▸ **What needs to be done**: Please write the listing below out again exactly, leaving every picture behind.

## begin Provided records

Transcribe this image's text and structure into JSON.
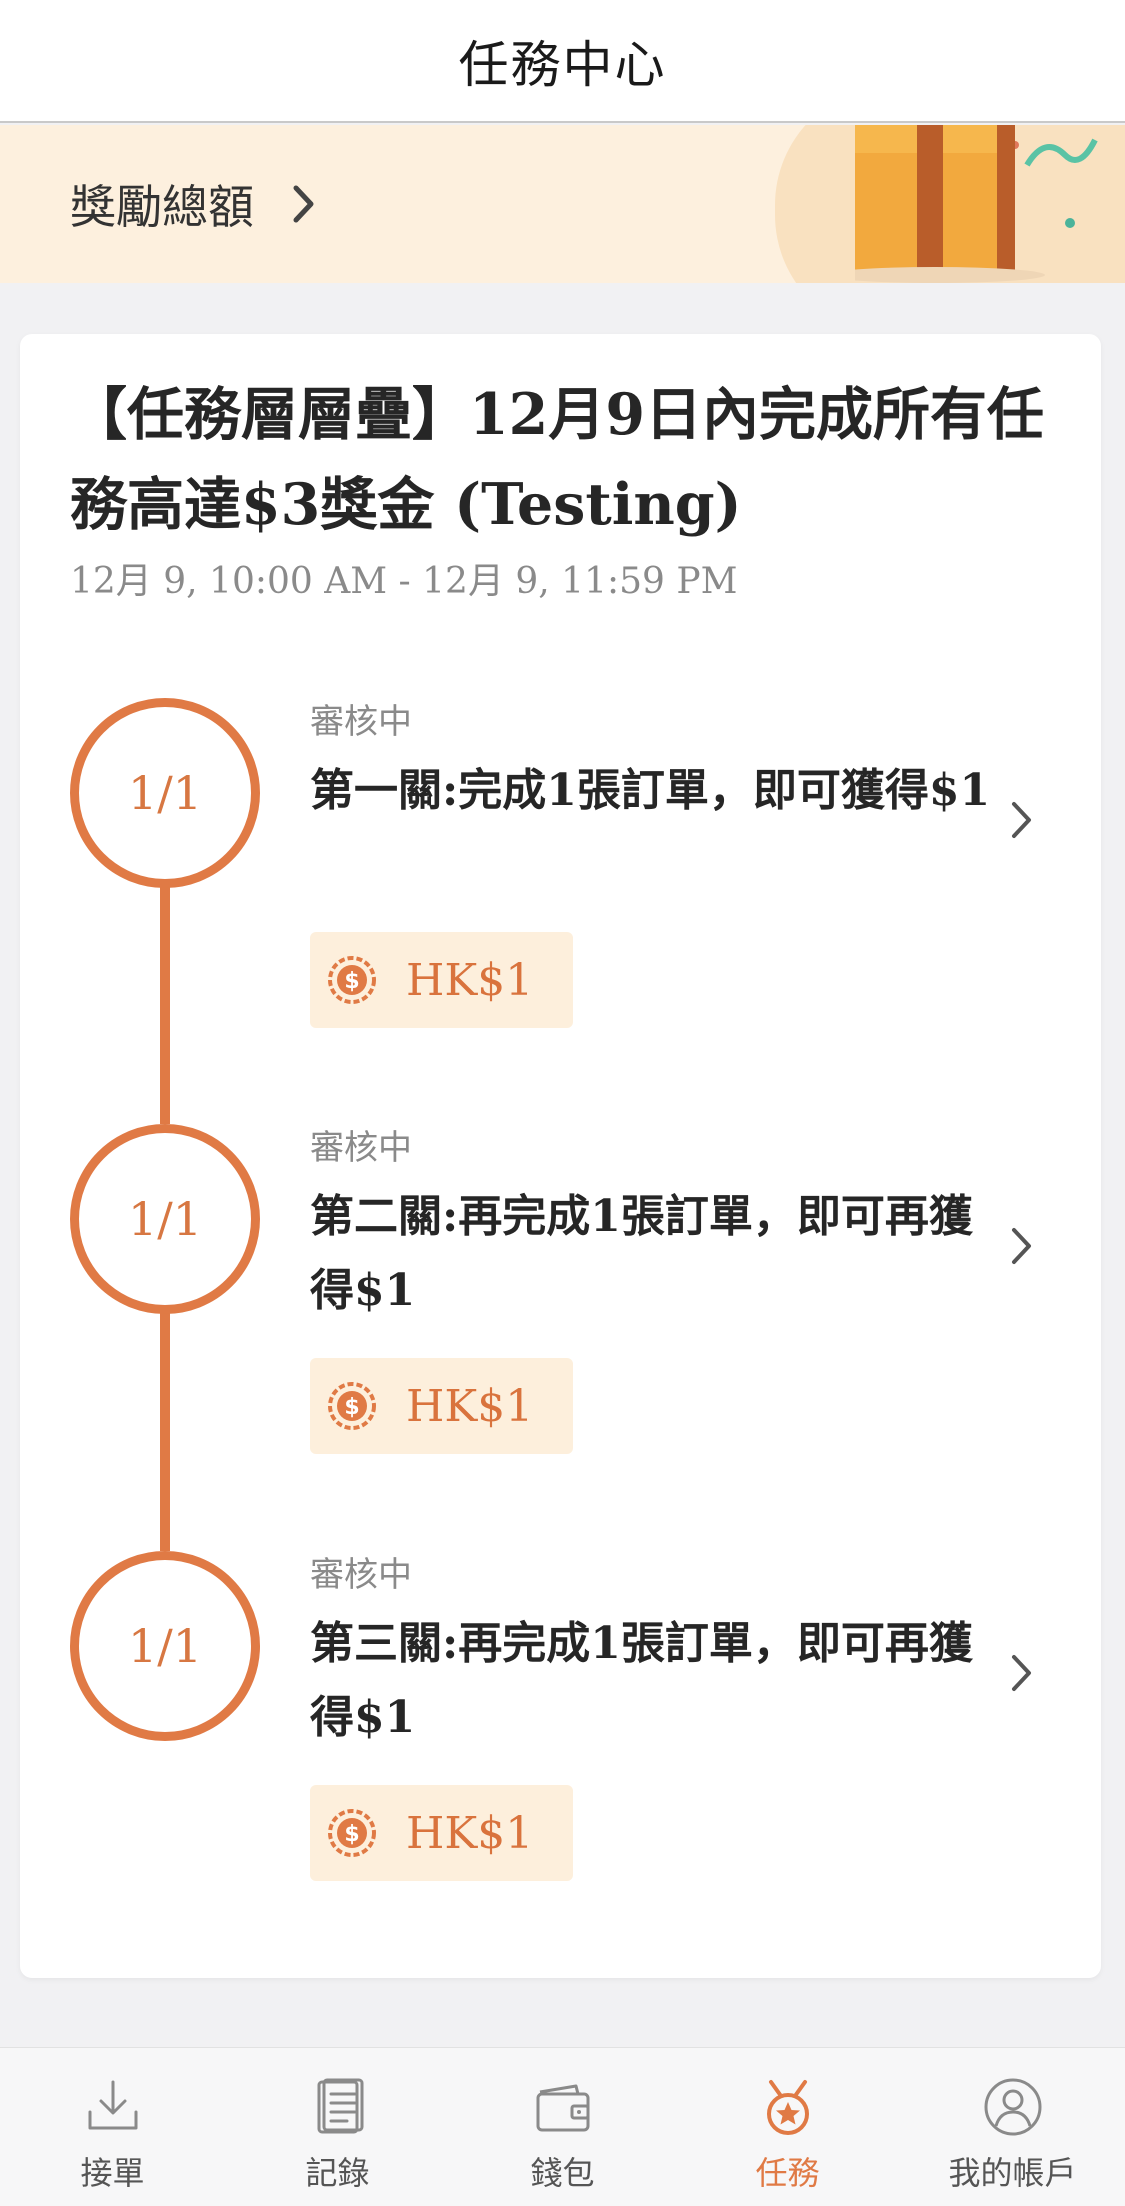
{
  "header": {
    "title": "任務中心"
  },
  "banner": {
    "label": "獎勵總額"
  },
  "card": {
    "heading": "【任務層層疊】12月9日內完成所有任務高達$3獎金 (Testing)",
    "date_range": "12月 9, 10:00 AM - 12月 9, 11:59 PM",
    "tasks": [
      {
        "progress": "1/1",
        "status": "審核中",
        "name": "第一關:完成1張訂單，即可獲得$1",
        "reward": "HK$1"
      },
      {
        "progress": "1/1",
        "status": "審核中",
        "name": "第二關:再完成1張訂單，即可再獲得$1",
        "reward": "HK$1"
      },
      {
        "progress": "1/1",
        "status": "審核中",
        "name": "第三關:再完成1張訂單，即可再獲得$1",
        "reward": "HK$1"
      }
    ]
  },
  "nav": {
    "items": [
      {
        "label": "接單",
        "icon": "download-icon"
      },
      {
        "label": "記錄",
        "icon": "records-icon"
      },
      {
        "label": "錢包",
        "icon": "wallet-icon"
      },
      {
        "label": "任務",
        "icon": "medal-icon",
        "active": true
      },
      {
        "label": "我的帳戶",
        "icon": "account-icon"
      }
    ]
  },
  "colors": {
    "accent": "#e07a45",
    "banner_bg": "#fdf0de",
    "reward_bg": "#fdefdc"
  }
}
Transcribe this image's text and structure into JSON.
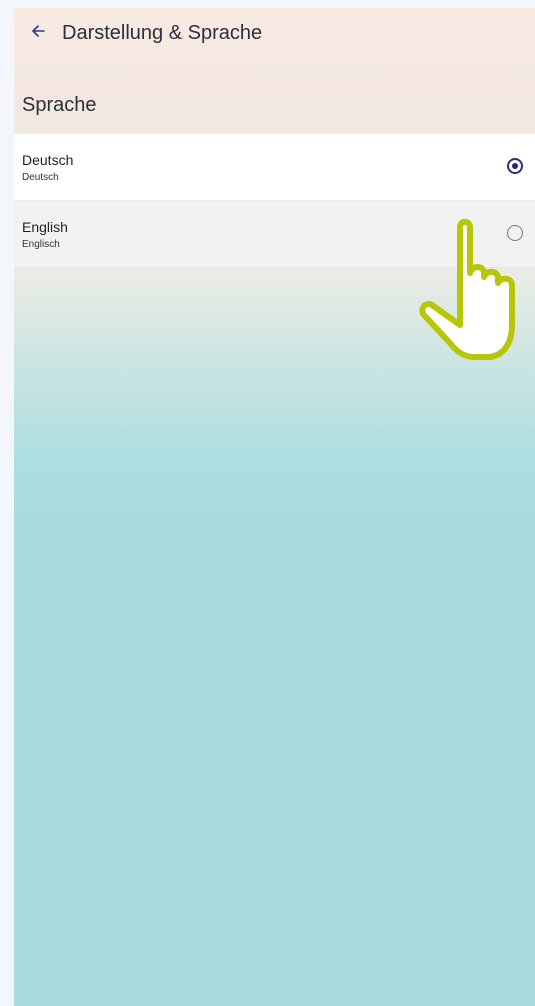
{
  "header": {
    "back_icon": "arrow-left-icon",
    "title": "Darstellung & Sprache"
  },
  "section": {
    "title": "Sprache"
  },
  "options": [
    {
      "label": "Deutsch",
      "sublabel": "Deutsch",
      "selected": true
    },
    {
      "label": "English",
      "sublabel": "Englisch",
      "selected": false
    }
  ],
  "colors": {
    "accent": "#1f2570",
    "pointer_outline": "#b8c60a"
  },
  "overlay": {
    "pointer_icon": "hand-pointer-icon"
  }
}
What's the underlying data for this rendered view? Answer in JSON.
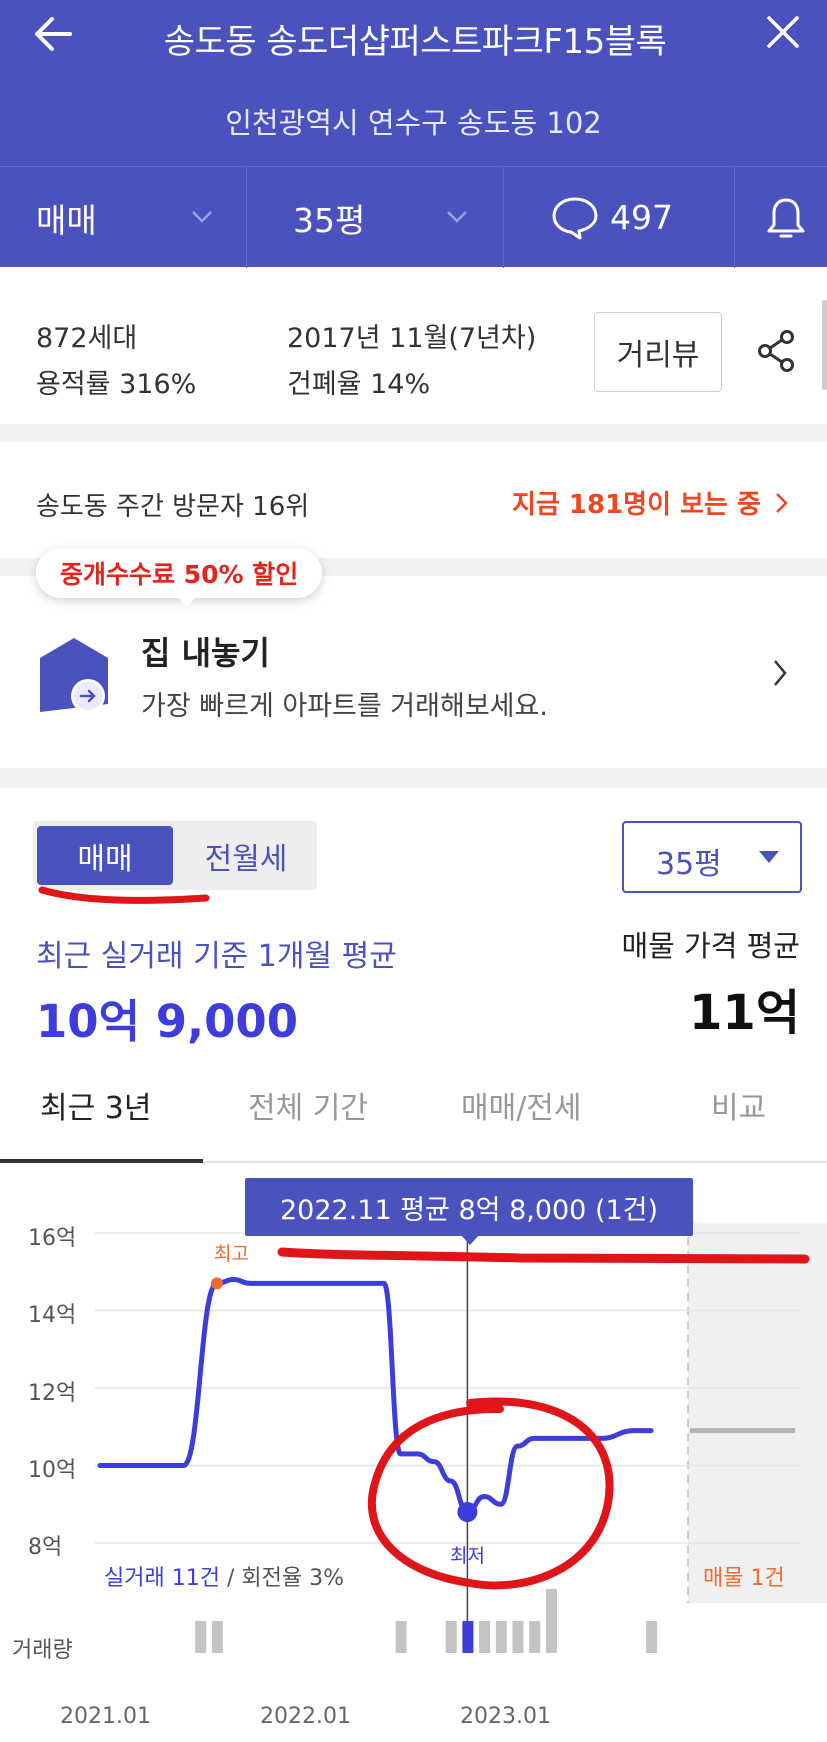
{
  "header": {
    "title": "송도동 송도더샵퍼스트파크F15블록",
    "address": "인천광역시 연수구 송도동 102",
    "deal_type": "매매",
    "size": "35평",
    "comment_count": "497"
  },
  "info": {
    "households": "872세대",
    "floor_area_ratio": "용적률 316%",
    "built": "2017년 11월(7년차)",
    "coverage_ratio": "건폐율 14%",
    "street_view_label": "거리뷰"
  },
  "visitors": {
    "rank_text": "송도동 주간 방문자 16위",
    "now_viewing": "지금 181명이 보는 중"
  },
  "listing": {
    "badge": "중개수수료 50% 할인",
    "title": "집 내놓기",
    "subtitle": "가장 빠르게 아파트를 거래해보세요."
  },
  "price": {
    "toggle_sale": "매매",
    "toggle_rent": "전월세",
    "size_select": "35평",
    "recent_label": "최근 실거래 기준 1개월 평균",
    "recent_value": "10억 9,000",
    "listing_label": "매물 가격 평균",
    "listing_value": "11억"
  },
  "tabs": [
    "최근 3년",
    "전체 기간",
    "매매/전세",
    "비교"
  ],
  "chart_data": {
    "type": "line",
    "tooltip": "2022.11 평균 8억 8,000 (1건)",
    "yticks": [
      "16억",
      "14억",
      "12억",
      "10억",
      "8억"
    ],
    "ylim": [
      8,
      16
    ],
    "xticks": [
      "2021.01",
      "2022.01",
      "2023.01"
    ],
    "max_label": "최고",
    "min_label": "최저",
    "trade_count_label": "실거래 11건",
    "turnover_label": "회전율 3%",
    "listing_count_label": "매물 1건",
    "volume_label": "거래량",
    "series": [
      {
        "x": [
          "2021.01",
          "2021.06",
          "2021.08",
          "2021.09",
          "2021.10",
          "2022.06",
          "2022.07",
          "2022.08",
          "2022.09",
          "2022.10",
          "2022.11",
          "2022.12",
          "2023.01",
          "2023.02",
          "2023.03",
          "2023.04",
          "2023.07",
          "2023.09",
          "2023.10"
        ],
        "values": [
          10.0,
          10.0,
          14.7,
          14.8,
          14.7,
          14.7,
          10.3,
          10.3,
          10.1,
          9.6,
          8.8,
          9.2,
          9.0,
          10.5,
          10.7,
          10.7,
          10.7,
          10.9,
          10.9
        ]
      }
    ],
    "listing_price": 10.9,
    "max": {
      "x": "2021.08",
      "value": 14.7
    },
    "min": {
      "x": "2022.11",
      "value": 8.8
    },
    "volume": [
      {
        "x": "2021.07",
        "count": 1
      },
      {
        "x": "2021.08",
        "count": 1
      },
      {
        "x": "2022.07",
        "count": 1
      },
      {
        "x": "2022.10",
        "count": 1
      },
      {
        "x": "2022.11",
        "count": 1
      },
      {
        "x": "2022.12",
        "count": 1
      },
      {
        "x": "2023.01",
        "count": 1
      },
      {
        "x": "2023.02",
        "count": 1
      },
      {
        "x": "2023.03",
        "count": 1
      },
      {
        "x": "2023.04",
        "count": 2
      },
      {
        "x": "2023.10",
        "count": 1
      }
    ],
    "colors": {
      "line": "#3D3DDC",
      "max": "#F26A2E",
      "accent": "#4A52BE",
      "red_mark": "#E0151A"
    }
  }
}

## end Provided records

▸ **Correct response**:
Transcribe this image's text and structure into JSON.
{
  "header": {
    "title": "任務中心"
  },
  "banner": {
    "label": "獎勵總額"
  },
  "card": {
    "heading": "【任務層層疊】12月9日內完成所有任務高達$3獎金 (Testing)",
    "date_range": "12月 9, 10:00 AM - 12月 9, 11:59 PM",
    "tasks": [
      {
        "progress": "1/1",
        "status": "審核中",
        "name": "第一關:完成1張訂單，即可獲得$1",
        "reward": "HK$1"
      },
      {
        "progress": "1/1",
        "status": "審核中",
        "name": "第二關:再完成1張訂單，即可再獲得$1",
        "reward": "HK$1"
      },
      {
        "progress": "1/1",
        "status": "審核中",
        "name": "第三關:再完成1張訂單，即可再獲得$1",
        "reward": "HK$1"
      }
    ]
  },
  "nav": {
    "items": [
      {
        "label": "接單",
        "icon": "download-icon"
      },
      {
        "label": "記錄",
        "icon": "records-icon"
      },
      {
        "label": "錢包",
        "icon": "wallet-icon"
      },
      {
        "label": "任務",
        "icon": "medal-icon",
        "active": true
      },
      {
        "label": "我的帳戶",
        "icon": "account-icon"
      }
    ]
  },
  "colors": {
    "accent": "#e07a45",
    "banner_bg": "#fdf0de",
    "reward_bg": "#fdefdc"
  }
}
Transcribe this image's text and structure into JSON.
{
  "header": {
    "back_icon": "arrow-left-icon",
    "title": "Darstellung & Sprache"
  },
  "section": {
    "title": "Sprache"
  },
  "options": [
    {
      "label": "Deutsch",
      "sublabel": "Deutsch",
      "selected": true
    },
    {
      "label": "English",
      "sublabel": "Englisch",
      "selected": false
    }
  ],
  "colors": {
    "accent": "#1f2570",
    "pointer_outline": "#b8c60a"
  },
  "overlay": {
    "pointer_icon": "hand-pointer-icon"
  }
}
What's the underlying data for this rendered view? Answer in JSON.
{
  "header": {
    "title": "송도동 송도더샵퍼스트파크F15블록",
    "address": "인천광역시 연수구 송도동 102",
    "deal_type": "매매",
    "size": "35평",
    "comment_count": "497"
  },
  "info": {
    "households": "872세대",
    "floor_area_ratio": "용적률 316%",
    "built": "2017년 11월(7년차)",
    "coverage_ratio": "건폐율 14%",
    "street_view_label": "거리뷰"
  },
  "visitors": {
    "rank_text": "송도동 주간 방문자 16위",
    "now_viewing": "지금 181명이 보는 중"
  },
  "listing": {
    "badge": "중개수수료 50% 할인",
    "title": "집 내놓기",
    "subtitle": "가장 빠르게 아파트를 거래해보세요."
  },
  "price": {
    "toggle_sale": "매매",
    "toggle_rent": "전월세",
    "size_select": "35평",
    "recent_label": "최근 실거래 기준 1개월 평균",
    "recent_value": "10억 9,000",
    "listing_label": "매물 가격 평균",
    "listing_value": "11억"
  },
  "tabs": [
    "최근 3년",
    "전체 기간",
    "매매/전세",
    "비교"
  ],
  "chart_data": {
    "type": "line",
    "tooltip": "2022.11 평균 8억 8,000 (1건)",
    "yticks": [
      "16억",
      "14억",
      "12억",
      "10억",
      "8억"
    ],
    "ylim": [
      8,
      16
    ],
    "xticks": [
      "2021.01",
      "2022.01",
      "2023.01"
    ],
    "max_label": "최고",
    "min_label": "최저",
    "trade_count_label": "실거래 11건",
    "turnover_label": "회전율 3%",
    "listing_count_label": "매물 1건",
    "volume_label": "거래량",
    "series": [
      {
        "x": [
          "2021.01",
          "2021.06",
          "2021.08",
          "2021.09",
          "2021.10",
          "2022.06",
          "2022.07",
          "2022.08",
          "2022.09",
          "2022.10",
          "2022.11",
          "2022.12",
          "2023.01",
          "2023.02",
          "2023.03",
          "2023.04",
          "2023.07",
          "2023.09",
          "2023.10"
        ],
        "values": [
          10.0,
          10.0,
          14.7,
          14.8,
          14.7,
          14.7,
          10.3,
          10.3,
          10.1,
          9.6,
          8.8,
          9.2,
          9.0,
          10.5,
          10.7,
          10.7,
          10.7,
          10.9,
          10.9
        ]
      }
    ],
    "listing_price": 10.9,
    "max": {
      "x": "2021.08",
      "value": 14.7
    },
    "min": {
      "x": "2022.11",
      "value": 8.8
    },
    "volume": [
      {
        "x": "2021.07",
        "count": 1
      },
      {
        "x": "2021.08",
        "count": 1
      },
      {
        "x": "2022.07",
        "count": 1
      },
      {
        "x": "2022.10",
        "count": 1
      },
      {
        "x": "2022.11",
        "count": 1
      },
      {
        "x": "2022.12",
        "count": 1
      },
      {
        "x": "2023.01",
        "count": 1
      },
      {
        "x": "2023.02",
        "count": 1
      },
      {
        "x": "2023.03",
        "count": 1
      },
      {
        "x": "2023.04",
        "count": 2
      },
      {
        "x": "2023.10",
        "count": 1
      }
    ],
    "colors": {
      "line": "#3D3DDC",
      "max": "#F26A2E",
      "accent": "#4A52BE",
      "red_mark": "#E0151A"
    }
  }
}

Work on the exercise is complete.